DIRECTION:
Copy the lines below as they are; omit the images they contain.

..............................

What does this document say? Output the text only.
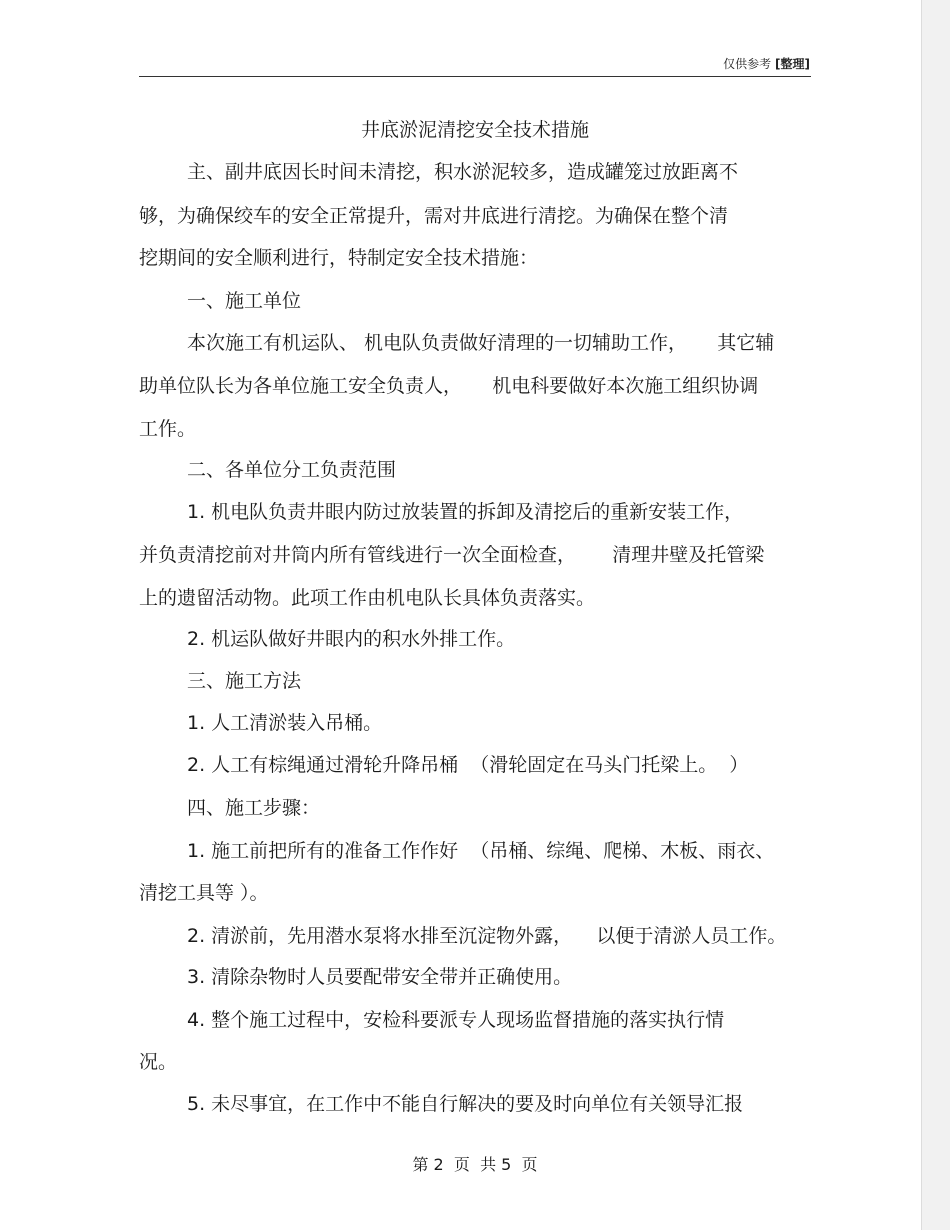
仅供参考 [整理]
井底淤泥清挖安全技术措施
主、副井底因长时间未清挖，积水淤泥较多，造成罐笼过放距离不
够，为确保绞车的安全正常提升，需对井底进行清挖。为确保在整个清
挖期间的安全顺利进行，特制定安全技术措施：
一、施工单位
本次施工有机运队、 机电队负责做好清理的一切辅助工作，     其它辅
助单位队长为各单位施工安全负责人，     机电科要做好本次施工组织协调
工作。
二、各单位分工负责范围
1. 机电队负责井眼内防过放装置的拆卸及清挖后的重新安装工作，
并负责清挖前对井筒内所有管线进行一次全面检查，      清理井壁及托管梁
上的遗留活动物。此项工作由机电队长具体负责落实。
2. 机运队做好井眼内的积水外排工作。
三、施工方法
1. 人工清淤装入吊桶。
2. 人工有棕绳通过滑轮升降吊桶  （滑轮固定在马头门托梁上。  ）
四、施工步骤：
1. 施工前把所有的准备工作作好  （吊桶、综绳、爬梯、木板、雨衣、
清挖工具等 ）。
2. 清淤前，先用潜水泵将水排至沉淀物外露，    以便于清淤人员工作。
3. 清除杂物时人员要配带安全带并正确使用。
4. 整个施工过程中，安检科要派专人现场监督措施的落实执行情
况。
5. 未尽事宜，在工作中不能自行解决的要及时向单位有关领导汇报
第 2  页  共 5  页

..............................

ANSWER TO THIS PROBLEM:
What does this document say? Output the text only.
仅供参考 [整理]
井底淤泥清挖安全技术措施
主、副井底因长时间未清挖，积水淤泥较多，造成罐笼过放距离不
够，为确保绞车的安全正常提升，需对井底进行清挖。为确保在整个清
挖期间的安全顺利进行，特制定安全技术措施：
一、施工单位
本次施工有机运队、 机电队负责做好清理的一切辅助工作，     其它辅
助单位队长为各单位施工安全负责人，     机电科要做好本次施工组织协调
工作。
二、各单位分工负责范围
1. 机电队负责井眼内防过放装置的拆卸及清挖后的重新安装工作，
并负责清挖前对井筒内所有管线进行一次全面检查，      清理井壁及托管梁
上的遗留活动物。此项工作由机电队长具体负责落实。
2. 机运队做好井眼内的积水外排工作。
三、施工方法
1. 人工清淤装入吊桶。
2. 人工有棕绳通过滑轮升降吊桶  （滑轮固定在马头门托梁上。  ）
四、施工步骤：
1. 施工前把所有的准备工作作好  （吊桶、综绳、爬梯、木板、雨衣、
清挖工具等 ）。
2. 清淤前，先用潜水泵将水排至沉淀物外露，    以便于清淤人员工作。
3. 清除杂物时人员要配带安全带并正确使用。
4. 整个施工过程中，安检科要派专人现场监督措施的落实执行情
况。
5. 未尽事宜，在工作中不能自行解决的要及时向单位有关领导汇报
第 2  页  共 5  页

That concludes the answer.